→ **DIRECTION**: Your task is to copy each line that has the word "page".

-- begin WORKING DATA --

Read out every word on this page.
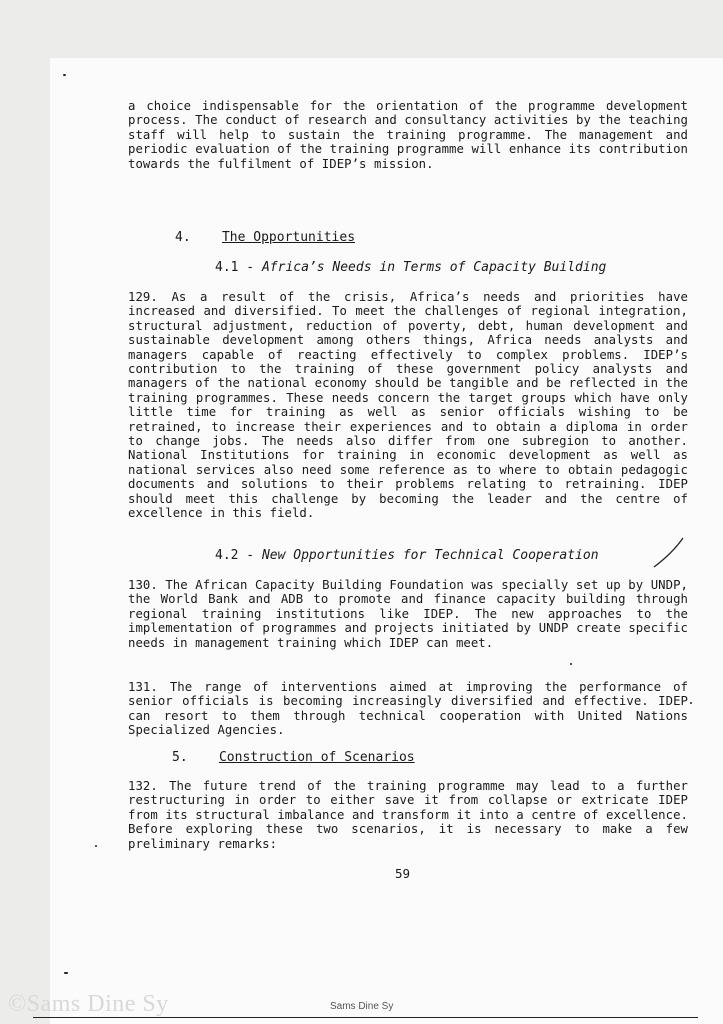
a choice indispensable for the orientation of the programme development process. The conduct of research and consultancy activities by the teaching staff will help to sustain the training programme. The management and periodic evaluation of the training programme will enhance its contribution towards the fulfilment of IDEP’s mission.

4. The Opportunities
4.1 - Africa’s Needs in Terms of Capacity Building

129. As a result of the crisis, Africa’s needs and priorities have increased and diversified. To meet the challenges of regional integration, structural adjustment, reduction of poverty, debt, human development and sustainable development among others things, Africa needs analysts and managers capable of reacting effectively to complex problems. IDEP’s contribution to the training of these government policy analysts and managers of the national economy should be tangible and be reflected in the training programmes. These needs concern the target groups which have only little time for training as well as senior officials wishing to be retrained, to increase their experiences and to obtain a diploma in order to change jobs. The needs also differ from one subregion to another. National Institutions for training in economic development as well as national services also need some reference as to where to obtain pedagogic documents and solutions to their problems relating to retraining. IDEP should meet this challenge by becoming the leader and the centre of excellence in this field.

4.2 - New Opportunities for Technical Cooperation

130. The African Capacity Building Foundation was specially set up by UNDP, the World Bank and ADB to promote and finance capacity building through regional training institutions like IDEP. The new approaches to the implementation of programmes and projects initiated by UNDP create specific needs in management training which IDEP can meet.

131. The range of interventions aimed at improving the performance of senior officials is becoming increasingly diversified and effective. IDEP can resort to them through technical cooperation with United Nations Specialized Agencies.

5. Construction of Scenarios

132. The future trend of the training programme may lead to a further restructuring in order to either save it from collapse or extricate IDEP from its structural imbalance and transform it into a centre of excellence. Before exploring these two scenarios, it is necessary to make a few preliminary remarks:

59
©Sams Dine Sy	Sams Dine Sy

-- end WORKING DATA --
-- begin WORKING DATA --

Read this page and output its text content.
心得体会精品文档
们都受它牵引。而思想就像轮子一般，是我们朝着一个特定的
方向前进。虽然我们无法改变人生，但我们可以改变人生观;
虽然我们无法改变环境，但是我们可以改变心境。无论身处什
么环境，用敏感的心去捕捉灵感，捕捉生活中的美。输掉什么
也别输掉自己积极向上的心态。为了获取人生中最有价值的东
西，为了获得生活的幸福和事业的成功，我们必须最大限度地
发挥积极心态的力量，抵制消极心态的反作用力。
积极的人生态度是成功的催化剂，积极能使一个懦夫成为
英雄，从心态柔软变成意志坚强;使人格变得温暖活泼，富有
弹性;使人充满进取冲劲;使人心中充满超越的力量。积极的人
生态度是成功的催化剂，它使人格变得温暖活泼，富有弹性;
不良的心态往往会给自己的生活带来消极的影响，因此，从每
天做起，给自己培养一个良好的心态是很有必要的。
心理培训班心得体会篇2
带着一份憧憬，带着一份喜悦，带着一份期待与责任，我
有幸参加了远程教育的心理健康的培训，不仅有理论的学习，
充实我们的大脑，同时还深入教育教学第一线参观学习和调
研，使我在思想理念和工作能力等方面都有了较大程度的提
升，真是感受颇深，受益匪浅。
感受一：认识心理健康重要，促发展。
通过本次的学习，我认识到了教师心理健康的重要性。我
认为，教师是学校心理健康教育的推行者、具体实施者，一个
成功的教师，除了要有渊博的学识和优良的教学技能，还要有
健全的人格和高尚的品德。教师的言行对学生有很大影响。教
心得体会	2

-- end WORKING DATA --

→ **CORRECT RESPONSE**:
Read out every word on this page.
Read this page and output its text content.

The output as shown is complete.